# Information given:
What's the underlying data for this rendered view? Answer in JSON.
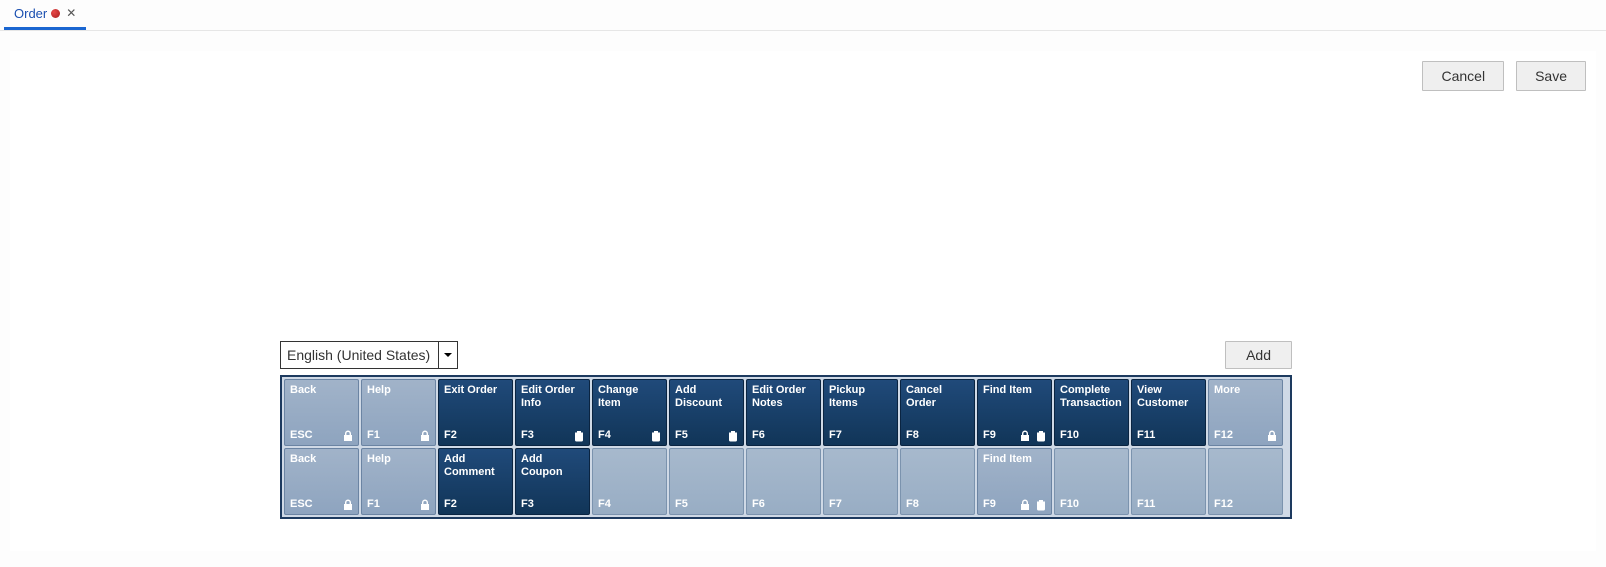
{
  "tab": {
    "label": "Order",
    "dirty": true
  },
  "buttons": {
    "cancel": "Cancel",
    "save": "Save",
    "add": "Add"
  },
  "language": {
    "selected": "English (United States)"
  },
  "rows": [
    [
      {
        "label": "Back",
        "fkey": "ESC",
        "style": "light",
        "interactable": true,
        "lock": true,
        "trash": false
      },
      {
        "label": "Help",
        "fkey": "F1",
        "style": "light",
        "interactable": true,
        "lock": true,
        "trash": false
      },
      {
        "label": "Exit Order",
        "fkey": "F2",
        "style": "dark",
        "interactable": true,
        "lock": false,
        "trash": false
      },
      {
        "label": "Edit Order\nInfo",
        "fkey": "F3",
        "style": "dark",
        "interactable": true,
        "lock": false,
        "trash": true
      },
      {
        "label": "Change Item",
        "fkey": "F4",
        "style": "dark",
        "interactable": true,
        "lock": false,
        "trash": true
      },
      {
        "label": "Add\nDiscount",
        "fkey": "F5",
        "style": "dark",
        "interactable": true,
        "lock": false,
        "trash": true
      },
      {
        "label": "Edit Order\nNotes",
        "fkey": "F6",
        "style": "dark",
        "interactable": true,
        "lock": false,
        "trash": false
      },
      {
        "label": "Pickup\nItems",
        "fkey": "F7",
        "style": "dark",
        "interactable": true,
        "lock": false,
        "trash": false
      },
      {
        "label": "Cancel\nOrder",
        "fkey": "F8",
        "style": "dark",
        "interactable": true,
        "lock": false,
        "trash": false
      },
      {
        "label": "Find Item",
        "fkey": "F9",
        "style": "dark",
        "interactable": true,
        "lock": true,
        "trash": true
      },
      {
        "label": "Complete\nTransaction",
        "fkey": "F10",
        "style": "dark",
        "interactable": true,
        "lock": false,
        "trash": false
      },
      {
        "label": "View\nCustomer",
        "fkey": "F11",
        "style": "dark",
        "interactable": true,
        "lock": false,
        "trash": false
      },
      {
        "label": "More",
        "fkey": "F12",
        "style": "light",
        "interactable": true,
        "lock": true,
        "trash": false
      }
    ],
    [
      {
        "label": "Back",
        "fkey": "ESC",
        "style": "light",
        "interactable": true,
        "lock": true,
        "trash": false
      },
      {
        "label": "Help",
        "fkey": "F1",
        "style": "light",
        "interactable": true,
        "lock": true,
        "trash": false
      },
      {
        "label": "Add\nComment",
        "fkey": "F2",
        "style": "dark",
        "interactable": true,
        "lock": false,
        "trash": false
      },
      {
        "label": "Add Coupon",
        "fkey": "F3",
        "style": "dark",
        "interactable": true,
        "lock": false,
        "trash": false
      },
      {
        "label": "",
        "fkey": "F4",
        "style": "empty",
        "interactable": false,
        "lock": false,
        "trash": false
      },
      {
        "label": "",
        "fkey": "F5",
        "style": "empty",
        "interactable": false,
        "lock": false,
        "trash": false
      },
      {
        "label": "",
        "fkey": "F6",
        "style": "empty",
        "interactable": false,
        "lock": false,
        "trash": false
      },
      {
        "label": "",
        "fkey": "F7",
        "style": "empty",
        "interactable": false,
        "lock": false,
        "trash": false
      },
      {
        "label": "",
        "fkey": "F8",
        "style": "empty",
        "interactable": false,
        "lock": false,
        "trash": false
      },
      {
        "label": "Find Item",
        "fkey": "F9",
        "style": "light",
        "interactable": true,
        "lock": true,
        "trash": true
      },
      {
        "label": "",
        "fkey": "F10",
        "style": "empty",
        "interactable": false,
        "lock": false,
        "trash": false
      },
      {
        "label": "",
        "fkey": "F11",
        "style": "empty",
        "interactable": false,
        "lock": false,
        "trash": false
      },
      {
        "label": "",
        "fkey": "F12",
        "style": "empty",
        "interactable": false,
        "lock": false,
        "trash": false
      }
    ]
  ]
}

# Task to carry out:
Write the records above out again exactly, with no pictures in your copy.

# Result:
What's the underlying data for this rendered view? Answer in JSON.
{
  "tab": {
    "label": "Order",
    "dirty": true
  },
  "buttons": {
    "cancel": "Cancel",
    "save": "Save",
    "add": "Add"
  },
  "language": {
    "selected": "English (United States)"
  },
  "rows": [
    [
      {
        "label": "Back",
        "fkey": "ESC",
        "style": "light",
        "interactable": true,
        "lock": true,
        "trash": false
      },
      {
        "label": "Help",
        "fkey": "F1",
        "style": "light",
        "interactable": true,
        "lock": true,
        "trash": false
      },
      {
        "label": "Exit Order",
        "fkey": "F2",
        "style": "dark",
        "interactable": true,
        "lock": false,
        "trash": false
      },
      {
        "label": "Edit Order\nInfo",
        "fkey": "F3",
        "style": "dark",
        "interactable": true,
        "lock": false,
        "trash": true
      },
      {
        "label": "Change Item",
        "fkey": "F4",
        "style": "dark",
        "interactable": true,
        "lock": false,
        "trash": true
      },
      {
        "label": "Add\nDiscount",
        "fkey": "F5",
        "style": "dark",
        "interactable": true,
        "lock": false,
        "trash": true
      },
      {
        "label": "Edit Order\nNotes",
        "fkey": "F6",
        "style": "dark",
        "interactable": true,
        "lock": false,
        "trash": false
      },
      {
        "label": "Pickup\nItems",
        "fkey": "F7",
        "style": "dark",
        "interactable": true,
        "lock": false,
        "trash": false
      },
      {
        "label": "Cancel\nOrder",
        "fkey": "F8",
        "style": "dark",
        "interactable": true,
        "lock": false,
        "trash": false
      },
      {
        "label": "Find Item",
        "fkey": "F9",
        "style": "dark",
        "interactable": true,
        "lock": true,
        "trash": true
      },
      {
        "label": "Complete\nTransaction",
        "fkey": "F10",
        "style": "dark",
        "interactable": true,
        "lock": false,
        "trash": false
      },
      {
        "label": "View\nCustomer",
        "fkey": "F11",
        "style": "dark",
        "interactable": true,
        "lock": false,
        "trash": false
      },
      {
        "label": "More",
        "fkey": "F12",
        "style": "light",
        "interactable": true,
        "lock": true,
        "trash": false
      }
    ],
    [
      {
        "label": "Back",
        "fkey": "ESC",
        "style": "light",
        "interactable": true,
        "lock": true,
        "trash": false
      },
      {
        "label": "Help",
        "fkey": "F1",
        "style": "light",
        "interactable": true,
        "lock": true,
        "trash": false
      },
      {
        "label": "Add\nComment",
        "fkey": "F2",
        "style": "dark",
        "interactable": true,
        "lock": false,
        "trash": false
      },
      {
        "label": "Add Coupon",
        "fkey": "F3",
        "style": "dark",
        "interactable": true,
        "lock": false,
        "trash": false
      },
      {
        "label": "",
        "fkey": "F4",
        "style": "empty",
        "interactable": false,
        "lock": false,
        "trash": false
      },
      {
        "label": "",
        "fkey": "F5",
        "style": "empty",
        "interactable": false,
        "lock": false,
        "trash": false
      },
      {
        "label": "",
        "fkey": "F6",
        "style": "empty",
        "interactable": false,
        "lock": false,
        "trash": false
      },
      {
        "label": "",
        "fkey": "F7",
        "style": "empty",
        "interactable": false,
        "lock": false,
        "trash": false
      },
      {
        "label": "",
        "fkey": "F8",
        "style": "empty",
        "interactable": false,
        "lock": false,
        "trash": false
      },
      {
        "label": "Find Item",
        "fkey": "F9",
        "style": "light",
        "interactable": true,
        "lock": true,
        "trash": true
      },
      {
        "label": "",
        "fkey": "F10",
        "style": "empty",
        "interactable": false,
        "lock": false,
        "trash": false
      },
      {
        "label": "",
        "fkey": "F11",
        "style": "empty",
        "interactable": false,
        "lock": false,
        "trash": false
      },
      {
        "label": "",
        "fkey": "F12",
        "style": "empty",
        "interactable": false,
        "lock": false,
        "trash": false
      }
    ]
  ]
}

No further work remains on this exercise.